━━ RAW RECORDS

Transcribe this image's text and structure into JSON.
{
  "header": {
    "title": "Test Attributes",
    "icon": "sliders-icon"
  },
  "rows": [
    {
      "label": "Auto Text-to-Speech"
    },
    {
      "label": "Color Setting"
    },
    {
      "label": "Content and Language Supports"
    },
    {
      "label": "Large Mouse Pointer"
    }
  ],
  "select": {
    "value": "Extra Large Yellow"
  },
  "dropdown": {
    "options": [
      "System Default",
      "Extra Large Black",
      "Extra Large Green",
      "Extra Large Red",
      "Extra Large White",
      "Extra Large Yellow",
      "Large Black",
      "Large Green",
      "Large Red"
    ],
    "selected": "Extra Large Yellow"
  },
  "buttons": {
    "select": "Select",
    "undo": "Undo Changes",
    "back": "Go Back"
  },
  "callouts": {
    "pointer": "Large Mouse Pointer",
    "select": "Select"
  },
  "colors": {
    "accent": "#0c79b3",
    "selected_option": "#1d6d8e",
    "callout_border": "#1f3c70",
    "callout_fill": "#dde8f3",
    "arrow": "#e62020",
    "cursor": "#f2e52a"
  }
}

━━━━

[YOUR TASK] Restate the data above word for word.

[COMPLETE RESPONSE]
Transcribe this image's text and structure into JSON.
{
  "header": {
    "title": "Test Attributes",
    "icon": "sliders-icon"
  },
  "rows": [
    {
      "label": "Auto Text-to-Speech"
    },
    {
      "label": "Color Setting"
    },
    {
      "label": "Content and Language Supports"
    },
    {
      "label": "Large Mouse Pointer"
    }
  ],
  "select": {
    "value": "Extra Large Yellow"
  },
  "dropdown": {
    "options": [
      "System Default",
      "Extra Large Black",
      "Extra Large Green",
      "Extra Large Red",
      "Extra Large White",
      "Extra Large Yellow",
      "Large Black",
      "Large Green",
      "Large Red"
    ],
    "selected": "Extra Large Yellow"
  },
  "buttons": {
    "select": "Select",
    "undo": "Undo Changes",
    "back": "Go Back"
  },
  "callouts": {
    "pointer": "Large Mouse Pointer",
    "select": "Select"
  },
  "colors": {
    "accent": "#0c79b3",
    "selected_option": "#1d6d8e",
    "callout_border": "#1f3c70",
    "callout_fill": "#dde8f3",
    "arrow": "#e62020",
    "cursor": "#f2e52a"
  }
}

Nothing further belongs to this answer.